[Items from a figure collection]
****************************************

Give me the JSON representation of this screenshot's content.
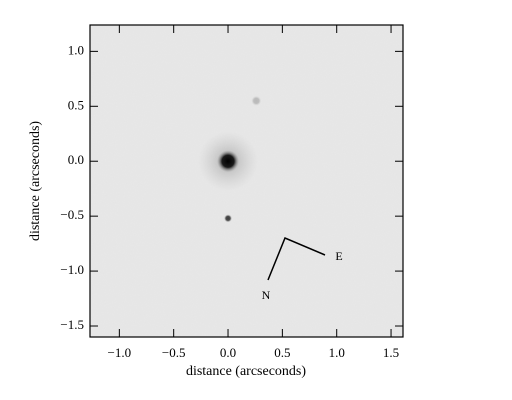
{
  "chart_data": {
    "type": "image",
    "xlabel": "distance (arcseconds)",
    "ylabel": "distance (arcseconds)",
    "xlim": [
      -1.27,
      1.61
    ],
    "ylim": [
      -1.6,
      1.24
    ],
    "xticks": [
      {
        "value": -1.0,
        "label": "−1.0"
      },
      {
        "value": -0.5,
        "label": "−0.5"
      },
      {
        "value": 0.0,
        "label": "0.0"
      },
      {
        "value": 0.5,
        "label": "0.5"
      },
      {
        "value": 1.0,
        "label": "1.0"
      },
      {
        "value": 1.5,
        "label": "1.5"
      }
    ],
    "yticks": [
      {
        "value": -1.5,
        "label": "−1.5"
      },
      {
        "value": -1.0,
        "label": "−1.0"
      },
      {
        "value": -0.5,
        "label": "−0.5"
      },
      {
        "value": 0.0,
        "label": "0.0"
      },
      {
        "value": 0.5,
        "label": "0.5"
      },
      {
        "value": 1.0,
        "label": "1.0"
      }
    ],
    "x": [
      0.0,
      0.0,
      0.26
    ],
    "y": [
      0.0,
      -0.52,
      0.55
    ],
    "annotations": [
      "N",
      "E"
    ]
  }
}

****************************************

PROBLEM:
Reproduce all of the entries word for word, skipping any pictures they hold.

RIGHT ANSWER:
Give me the JSON representation of this screenshot's content.
{
  "chart_data": {
    "type": "image",
    "xlabel": "distance (arcseconds)",
    "ylabel": "distance (arcseconds)",
    "xlim": [
      -1.27,
      1.61
    ],
    "ylim": [
      -1.6,
      1.24
    ],
    "xticks": [
      {
        "value": -1.0,
        "label": "−1.0"
      },
      {
        "value": -0.5,
        "label": "−0.5"
      },
      {
        "value": 0.0,
        "label": "0.0"
      },
      {
        "value": 0.5,
        "label": "0.5"
      },
      {
        "value": 1.0,
        "label": "1.0"
      },
      {
        "value": 1.5,
        "label": "1.5"
      }
    ],
    "yticks": [
      {
        "value": -1.5,
        "label": "−1.5"
      },
      {
        "value": -1.0,
        "label": "−1.0"
      },
      {
        "value": -0.5,
        "label": "−0.5"
      },
      {
        "value": 0.0,
        "label": "0.0"
      },
      {
        "value": 0.5,
        "label": "0.5"
      },
      {
        "value": 1.0,
        "label": "1.0"
      }
    ],
    "x": [
      0.0,
      0.0,
      0.26
    ],
    "y": [
      0.0,
      -0.52,
      0.55
    ],
    "annotations": [
      "N",
      "E"
    ]
  }
}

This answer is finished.